----- Input rows -----

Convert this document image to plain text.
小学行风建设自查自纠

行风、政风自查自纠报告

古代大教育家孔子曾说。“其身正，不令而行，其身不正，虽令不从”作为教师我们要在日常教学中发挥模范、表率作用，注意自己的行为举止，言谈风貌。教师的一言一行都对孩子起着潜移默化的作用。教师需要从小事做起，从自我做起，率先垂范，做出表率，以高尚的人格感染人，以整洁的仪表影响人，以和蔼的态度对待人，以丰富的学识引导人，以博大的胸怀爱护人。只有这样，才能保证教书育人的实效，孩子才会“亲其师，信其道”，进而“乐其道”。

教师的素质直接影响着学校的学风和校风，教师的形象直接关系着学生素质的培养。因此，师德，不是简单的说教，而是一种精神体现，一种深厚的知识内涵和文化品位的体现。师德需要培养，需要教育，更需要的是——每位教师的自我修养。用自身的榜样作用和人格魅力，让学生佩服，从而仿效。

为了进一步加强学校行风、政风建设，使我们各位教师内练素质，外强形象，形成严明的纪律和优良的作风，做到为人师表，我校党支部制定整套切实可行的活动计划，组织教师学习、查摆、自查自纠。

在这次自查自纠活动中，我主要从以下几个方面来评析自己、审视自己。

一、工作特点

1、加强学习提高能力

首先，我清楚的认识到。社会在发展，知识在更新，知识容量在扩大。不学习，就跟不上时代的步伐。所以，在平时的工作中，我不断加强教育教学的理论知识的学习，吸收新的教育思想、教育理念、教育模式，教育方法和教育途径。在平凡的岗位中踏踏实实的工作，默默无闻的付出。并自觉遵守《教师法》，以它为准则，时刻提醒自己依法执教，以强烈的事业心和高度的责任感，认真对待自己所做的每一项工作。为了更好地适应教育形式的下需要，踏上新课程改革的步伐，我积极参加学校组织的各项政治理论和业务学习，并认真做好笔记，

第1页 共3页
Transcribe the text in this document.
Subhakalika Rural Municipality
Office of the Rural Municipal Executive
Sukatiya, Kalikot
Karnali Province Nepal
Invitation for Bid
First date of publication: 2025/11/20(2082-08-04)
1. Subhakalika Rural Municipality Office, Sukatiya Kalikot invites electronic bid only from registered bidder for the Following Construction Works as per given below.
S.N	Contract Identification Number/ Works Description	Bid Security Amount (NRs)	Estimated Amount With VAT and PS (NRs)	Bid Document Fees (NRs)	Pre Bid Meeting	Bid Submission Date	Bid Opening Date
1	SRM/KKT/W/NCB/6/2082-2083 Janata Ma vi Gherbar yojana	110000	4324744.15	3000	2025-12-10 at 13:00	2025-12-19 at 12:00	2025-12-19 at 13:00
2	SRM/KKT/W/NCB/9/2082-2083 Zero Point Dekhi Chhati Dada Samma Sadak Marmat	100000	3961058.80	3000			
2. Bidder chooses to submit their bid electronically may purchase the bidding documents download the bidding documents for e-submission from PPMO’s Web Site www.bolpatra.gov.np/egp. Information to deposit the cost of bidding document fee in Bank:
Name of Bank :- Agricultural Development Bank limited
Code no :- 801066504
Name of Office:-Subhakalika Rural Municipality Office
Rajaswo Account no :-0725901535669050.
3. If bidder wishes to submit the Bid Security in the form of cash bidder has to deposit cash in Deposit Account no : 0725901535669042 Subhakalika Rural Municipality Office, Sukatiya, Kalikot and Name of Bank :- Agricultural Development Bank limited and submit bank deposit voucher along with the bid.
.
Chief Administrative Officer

-----

◆ **Instructions to follow**
Which lines of the data above contain "limited"? Copy each one.

◆ **Solution to the exercise**
Name of Bank :- Agricultural Development Bank limited
3. If bidder wishes to submit the Bid Security in the form of cash bidder has to deposit cash in Deposit Account no : 0725901535669042 Subhakalika Rural Municipality Office, Sukatiya, Kalikot and Name of Bank :- Agricultural Development Bank limited and submit bank deposit voucher along with the bid.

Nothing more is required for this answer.